Dataset items
________________________
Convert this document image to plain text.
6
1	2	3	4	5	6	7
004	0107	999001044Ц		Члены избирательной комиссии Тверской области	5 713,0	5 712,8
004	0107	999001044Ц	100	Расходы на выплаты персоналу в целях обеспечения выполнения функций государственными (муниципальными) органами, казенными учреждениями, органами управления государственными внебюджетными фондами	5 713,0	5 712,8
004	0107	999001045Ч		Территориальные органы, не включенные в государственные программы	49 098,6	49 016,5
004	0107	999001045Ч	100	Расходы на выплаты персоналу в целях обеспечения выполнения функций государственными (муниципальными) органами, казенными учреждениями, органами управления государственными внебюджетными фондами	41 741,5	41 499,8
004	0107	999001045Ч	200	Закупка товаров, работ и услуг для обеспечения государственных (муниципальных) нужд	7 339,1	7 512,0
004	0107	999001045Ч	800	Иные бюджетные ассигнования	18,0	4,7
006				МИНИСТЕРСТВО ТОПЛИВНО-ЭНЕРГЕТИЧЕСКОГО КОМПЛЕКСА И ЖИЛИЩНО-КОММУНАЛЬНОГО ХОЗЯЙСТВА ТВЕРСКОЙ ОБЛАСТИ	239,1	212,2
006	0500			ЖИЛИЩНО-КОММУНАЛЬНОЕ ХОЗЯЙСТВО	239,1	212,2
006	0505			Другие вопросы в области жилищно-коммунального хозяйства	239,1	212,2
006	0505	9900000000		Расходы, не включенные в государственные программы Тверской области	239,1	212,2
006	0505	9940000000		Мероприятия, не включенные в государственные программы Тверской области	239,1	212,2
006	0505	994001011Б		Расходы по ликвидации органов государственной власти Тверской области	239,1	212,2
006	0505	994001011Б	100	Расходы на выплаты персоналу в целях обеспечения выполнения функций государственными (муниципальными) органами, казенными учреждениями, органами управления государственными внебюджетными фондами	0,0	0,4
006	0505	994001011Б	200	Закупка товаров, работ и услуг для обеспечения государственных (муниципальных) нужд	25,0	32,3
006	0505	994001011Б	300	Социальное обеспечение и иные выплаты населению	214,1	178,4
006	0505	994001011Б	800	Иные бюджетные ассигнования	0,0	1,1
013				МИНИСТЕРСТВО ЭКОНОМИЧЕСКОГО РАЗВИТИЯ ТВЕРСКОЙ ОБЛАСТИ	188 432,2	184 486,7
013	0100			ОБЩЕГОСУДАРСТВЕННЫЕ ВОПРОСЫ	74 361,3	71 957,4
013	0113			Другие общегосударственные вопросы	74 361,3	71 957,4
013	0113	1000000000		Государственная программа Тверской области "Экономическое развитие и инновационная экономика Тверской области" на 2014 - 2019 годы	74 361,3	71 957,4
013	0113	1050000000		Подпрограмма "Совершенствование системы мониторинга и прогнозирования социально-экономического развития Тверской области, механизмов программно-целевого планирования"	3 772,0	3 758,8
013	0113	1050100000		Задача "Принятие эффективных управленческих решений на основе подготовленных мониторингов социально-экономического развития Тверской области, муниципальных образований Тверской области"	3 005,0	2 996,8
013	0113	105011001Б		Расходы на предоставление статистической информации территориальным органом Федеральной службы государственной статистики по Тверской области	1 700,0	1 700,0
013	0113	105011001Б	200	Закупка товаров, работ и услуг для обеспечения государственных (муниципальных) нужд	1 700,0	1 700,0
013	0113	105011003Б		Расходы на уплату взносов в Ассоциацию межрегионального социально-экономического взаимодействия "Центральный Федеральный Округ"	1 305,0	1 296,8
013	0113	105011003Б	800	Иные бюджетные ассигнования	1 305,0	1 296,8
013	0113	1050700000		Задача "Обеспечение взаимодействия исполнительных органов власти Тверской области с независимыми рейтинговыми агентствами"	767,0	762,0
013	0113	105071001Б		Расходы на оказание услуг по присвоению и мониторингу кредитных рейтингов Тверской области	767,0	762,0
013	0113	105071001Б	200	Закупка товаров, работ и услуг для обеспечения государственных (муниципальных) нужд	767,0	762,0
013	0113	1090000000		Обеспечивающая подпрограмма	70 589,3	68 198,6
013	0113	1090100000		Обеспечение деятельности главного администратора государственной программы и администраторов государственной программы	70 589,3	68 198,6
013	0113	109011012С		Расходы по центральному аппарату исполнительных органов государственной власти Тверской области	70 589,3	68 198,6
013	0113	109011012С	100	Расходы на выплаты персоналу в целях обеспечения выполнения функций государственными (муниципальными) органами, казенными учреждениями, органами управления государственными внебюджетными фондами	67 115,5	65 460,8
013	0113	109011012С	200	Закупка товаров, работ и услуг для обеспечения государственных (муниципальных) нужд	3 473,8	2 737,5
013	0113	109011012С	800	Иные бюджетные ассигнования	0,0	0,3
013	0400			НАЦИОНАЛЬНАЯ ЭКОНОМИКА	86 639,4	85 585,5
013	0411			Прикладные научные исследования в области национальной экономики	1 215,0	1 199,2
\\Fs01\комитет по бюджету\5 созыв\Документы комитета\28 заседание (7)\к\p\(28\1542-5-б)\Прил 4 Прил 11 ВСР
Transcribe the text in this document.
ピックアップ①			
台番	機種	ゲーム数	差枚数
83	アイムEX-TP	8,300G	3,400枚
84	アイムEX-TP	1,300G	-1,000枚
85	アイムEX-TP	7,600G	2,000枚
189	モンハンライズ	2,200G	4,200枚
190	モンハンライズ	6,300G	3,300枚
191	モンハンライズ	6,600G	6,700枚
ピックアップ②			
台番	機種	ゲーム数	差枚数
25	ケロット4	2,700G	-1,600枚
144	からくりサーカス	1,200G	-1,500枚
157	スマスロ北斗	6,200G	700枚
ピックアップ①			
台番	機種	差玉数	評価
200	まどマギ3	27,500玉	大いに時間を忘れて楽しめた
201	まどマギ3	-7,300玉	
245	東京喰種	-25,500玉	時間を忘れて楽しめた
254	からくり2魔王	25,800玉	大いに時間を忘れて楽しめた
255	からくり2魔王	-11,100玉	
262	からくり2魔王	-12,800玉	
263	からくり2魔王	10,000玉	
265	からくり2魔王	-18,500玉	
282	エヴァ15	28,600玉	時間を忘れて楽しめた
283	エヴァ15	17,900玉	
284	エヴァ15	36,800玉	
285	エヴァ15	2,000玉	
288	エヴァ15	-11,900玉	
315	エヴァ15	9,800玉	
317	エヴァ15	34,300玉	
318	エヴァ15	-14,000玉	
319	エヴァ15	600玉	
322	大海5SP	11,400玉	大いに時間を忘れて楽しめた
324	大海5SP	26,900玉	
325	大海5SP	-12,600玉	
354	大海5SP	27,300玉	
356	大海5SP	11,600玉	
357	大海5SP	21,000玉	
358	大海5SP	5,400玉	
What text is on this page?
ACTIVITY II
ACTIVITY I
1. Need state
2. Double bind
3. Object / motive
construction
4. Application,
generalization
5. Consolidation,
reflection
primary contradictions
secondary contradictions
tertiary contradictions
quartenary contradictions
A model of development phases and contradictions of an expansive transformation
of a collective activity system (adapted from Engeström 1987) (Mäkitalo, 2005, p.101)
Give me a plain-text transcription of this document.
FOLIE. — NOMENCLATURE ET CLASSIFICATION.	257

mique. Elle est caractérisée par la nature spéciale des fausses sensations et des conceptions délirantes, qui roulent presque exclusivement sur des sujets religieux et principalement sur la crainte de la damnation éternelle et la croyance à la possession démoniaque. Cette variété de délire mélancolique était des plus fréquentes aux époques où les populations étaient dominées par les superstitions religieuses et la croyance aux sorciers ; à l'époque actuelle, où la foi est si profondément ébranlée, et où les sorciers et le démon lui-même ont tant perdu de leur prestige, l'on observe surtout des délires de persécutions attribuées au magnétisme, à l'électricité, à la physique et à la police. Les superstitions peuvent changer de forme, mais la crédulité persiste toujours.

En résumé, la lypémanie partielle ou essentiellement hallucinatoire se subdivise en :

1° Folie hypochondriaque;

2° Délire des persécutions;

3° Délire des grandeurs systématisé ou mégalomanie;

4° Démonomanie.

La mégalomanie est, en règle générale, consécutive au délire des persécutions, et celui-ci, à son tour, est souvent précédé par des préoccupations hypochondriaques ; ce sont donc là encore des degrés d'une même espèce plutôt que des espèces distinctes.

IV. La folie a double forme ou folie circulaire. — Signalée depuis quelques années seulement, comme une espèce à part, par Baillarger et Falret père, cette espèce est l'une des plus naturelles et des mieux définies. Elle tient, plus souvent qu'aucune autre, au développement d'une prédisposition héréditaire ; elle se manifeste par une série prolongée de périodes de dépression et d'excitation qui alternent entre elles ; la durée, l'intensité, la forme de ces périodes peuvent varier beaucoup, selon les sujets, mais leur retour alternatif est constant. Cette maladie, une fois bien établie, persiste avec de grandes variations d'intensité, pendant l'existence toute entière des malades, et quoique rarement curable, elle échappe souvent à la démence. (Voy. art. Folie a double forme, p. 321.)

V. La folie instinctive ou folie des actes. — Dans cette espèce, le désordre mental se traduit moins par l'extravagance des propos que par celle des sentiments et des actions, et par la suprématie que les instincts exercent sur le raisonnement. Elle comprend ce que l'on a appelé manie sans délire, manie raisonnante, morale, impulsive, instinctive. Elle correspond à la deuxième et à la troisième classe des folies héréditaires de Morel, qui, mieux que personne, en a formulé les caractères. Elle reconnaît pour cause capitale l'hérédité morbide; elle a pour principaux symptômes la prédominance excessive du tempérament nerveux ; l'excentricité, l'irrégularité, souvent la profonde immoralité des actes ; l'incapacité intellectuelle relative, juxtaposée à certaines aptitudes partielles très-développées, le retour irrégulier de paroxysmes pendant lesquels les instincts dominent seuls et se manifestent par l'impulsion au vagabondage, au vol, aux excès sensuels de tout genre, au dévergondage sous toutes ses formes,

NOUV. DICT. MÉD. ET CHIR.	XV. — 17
________________________
• **Stated goal**: In the listing, find every line with the word "учреждениями" and state how many there are, nothing more.

• **Output**: 4